WHAT IS NEEDED:
Work out how many lines include "factors" and answer with that number only.
— Start —
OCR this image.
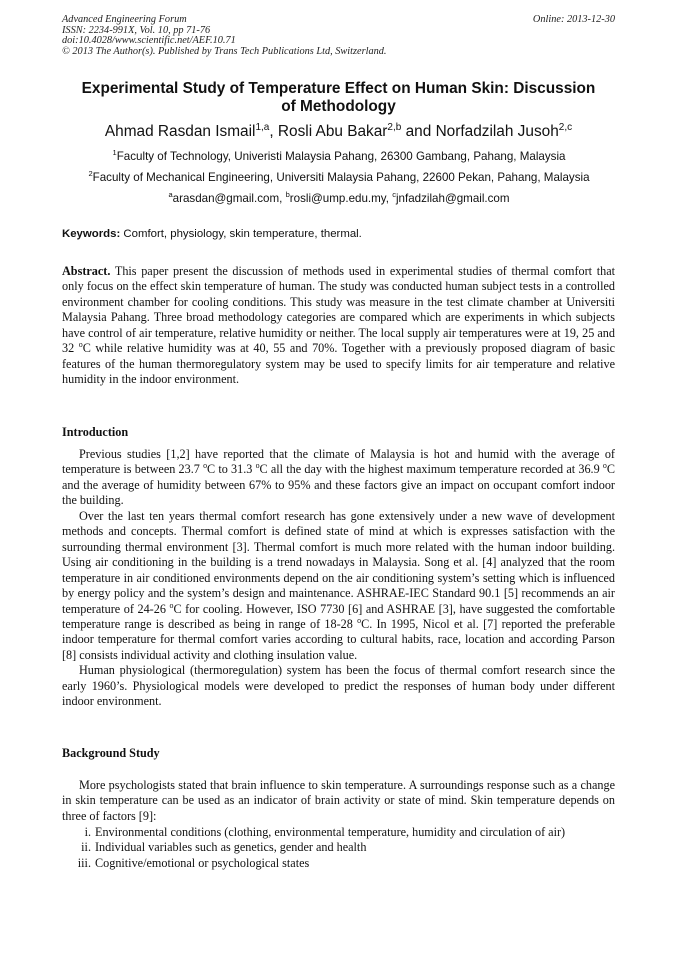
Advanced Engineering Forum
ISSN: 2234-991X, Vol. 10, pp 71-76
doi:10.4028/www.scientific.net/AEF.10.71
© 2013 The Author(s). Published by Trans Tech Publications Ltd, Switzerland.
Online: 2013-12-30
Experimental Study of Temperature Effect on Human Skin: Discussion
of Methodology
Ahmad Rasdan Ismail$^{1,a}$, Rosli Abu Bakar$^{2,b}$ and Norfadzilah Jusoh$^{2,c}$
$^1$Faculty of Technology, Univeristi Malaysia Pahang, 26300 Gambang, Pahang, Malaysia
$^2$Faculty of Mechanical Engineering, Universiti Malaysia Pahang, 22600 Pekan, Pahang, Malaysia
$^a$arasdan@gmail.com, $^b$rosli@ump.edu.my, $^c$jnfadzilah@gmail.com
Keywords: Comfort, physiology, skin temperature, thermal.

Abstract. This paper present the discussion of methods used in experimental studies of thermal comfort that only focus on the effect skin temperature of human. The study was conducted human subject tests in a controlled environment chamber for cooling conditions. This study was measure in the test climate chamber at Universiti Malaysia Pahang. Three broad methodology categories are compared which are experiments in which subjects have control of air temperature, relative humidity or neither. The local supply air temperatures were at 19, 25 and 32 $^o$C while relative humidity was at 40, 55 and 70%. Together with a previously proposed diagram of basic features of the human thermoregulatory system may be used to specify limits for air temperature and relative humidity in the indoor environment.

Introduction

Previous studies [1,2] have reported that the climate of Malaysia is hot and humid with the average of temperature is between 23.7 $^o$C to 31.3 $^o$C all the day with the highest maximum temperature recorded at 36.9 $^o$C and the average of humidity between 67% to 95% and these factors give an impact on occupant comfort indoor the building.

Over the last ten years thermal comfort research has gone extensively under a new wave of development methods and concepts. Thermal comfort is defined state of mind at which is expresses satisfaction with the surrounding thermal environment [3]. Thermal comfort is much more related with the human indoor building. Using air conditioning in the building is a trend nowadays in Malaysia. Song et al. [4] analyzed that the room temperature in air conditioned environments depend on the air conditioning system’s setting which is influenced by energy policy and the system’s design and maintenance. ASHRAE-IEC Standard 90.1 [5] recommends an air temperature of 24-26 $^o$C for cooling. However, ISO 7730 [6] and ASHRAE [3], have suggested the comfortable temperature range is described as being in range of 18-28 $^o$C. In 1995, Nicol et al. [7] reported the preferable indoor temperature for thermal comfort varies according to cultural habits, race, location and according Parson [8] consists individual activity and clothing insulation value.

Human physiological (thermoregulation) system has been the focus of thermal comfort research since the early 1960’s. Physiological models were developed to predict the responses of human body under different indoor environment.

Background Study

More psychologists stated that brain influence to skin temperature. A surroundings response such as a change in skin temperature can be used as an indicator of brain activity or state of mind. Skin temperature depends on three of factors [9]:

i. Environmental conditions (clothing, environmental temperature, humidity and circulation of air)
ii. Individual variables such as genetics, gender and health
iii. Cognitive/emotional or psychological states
— End —
— Start —
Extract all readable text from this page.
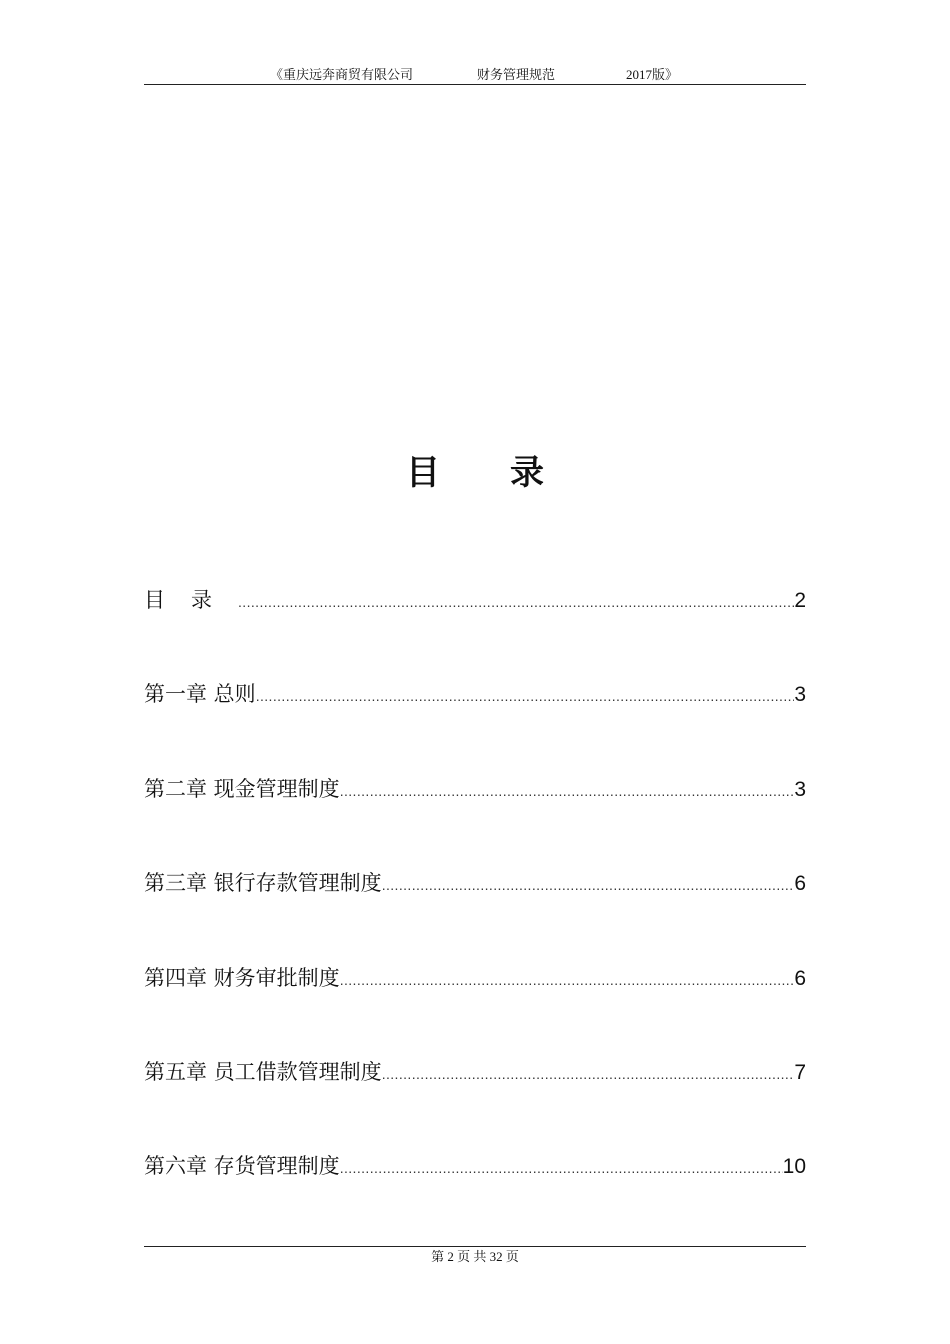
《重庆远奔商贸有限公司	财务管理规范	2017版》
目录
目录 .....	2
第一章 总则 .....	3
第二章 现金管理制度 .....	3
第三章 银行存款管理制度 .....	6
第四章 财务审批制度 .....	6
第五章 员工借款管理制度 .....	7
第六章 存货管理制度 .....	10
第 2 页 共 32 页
— End —
— Start —
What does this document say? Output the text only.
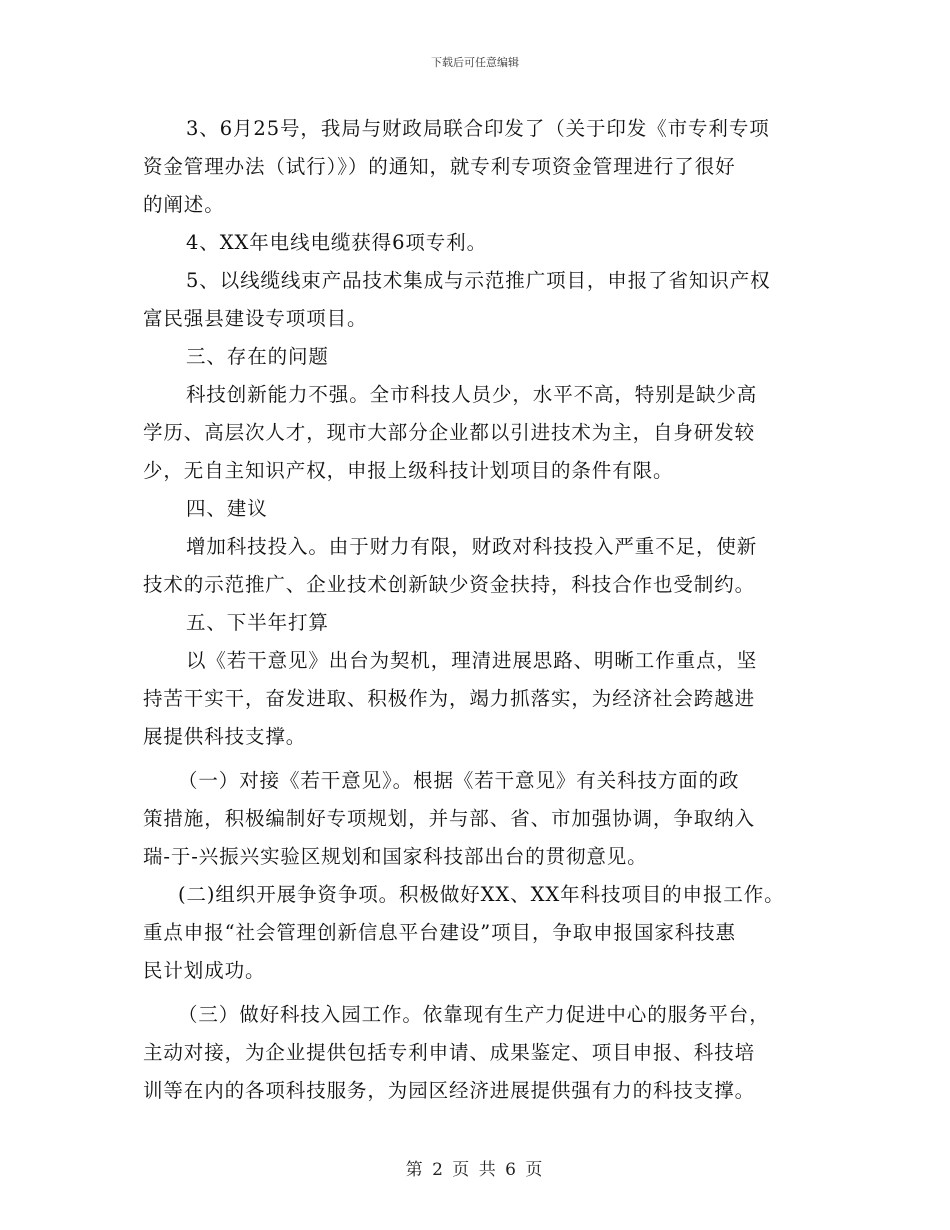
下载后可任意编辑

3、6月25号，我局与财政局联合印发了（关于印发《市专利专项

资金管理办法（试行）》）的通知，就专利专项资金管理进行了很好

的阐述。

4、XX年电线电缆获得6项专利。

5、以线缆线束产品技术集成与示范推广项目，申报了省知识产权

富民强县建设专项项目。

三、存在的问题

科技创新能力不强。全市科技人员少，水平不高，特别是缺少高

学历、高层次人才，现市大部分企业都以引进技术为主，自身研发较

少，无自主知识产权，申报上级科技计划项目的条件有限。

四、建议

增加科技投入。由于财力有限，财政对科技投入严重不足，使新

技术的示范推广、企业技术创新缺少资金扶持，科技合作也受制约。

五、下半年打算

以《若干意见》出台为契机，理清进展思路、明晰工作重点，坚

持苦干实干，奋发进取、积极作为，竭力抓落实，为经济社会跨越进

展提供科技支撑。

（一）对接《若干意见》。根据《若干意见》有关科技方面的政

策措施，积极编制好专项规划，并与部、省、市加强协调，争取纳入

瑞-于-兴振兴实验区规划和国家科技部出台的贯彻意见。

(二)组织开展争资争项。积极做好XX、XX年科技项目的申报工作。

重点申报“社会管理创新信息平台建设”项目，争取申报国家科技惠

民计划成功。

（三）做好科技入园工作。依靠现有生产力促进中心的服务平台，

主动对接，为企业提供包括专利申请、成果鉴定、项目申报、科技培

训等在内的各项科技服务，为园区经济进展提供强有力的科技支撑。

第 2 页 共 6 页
— End —
OUTPUT OF THE TASK:
2